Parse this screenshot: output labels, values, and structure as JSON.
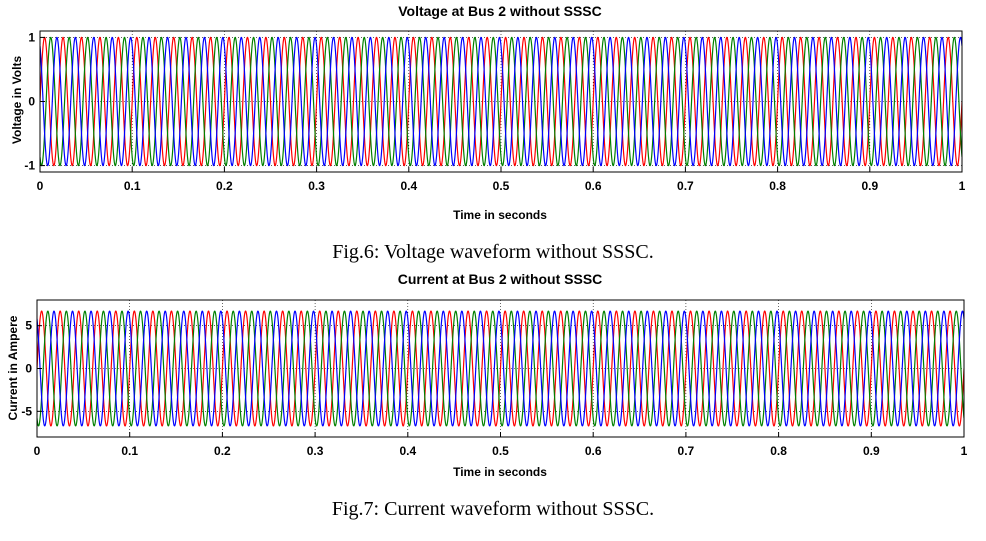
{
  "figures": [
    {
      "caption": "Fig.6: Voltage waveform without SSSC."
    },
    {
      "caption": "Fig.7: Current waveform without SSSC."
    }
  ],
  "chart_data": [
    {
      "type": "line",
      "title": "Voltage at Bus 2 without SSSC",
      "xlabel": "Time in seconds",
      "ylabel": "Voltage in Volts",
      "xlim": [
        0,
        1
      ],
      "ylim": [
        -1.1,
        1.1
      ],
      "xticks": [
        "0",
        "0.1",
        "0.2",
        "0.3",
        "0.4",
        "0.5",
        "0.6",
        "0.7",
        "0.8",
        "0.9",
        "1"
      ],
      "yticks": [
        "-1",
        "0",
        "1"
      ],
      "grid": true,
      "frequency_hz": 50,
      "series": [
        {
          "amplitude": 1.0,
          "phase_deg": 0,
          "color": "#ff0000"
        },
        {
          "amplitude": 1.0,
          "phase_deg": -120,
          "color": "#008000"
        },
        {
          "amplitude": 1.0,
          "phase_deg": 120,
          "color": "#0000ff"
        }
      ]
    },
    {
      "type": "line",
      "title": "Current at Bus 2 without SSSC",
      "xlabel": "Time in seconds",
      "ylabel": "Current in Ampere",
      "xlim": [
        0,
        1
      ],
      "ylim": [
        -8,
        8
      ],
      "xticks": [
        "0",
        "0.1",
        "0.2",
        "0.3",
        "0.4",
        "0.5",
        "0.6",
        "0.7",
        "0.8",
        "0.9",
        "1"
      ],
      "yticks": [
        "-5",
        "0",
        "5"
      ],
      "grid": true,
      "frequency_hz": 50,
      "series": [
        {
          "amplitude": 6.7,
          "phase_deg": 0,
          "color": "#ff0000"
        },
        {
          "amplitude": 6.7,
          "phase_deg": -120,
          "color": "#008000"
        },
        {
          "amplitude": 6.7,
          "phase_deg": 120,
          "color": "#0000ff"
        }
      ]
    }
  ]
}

GOAL >>
From the entries above, copy every line containing the word "Current".

TASK RESULT >>
      "caption": "Fig.7: Current waveform without SSSC."
      "title": "Current at Bus 2 without SSSC",
      "ylabel": "Current in Ampere",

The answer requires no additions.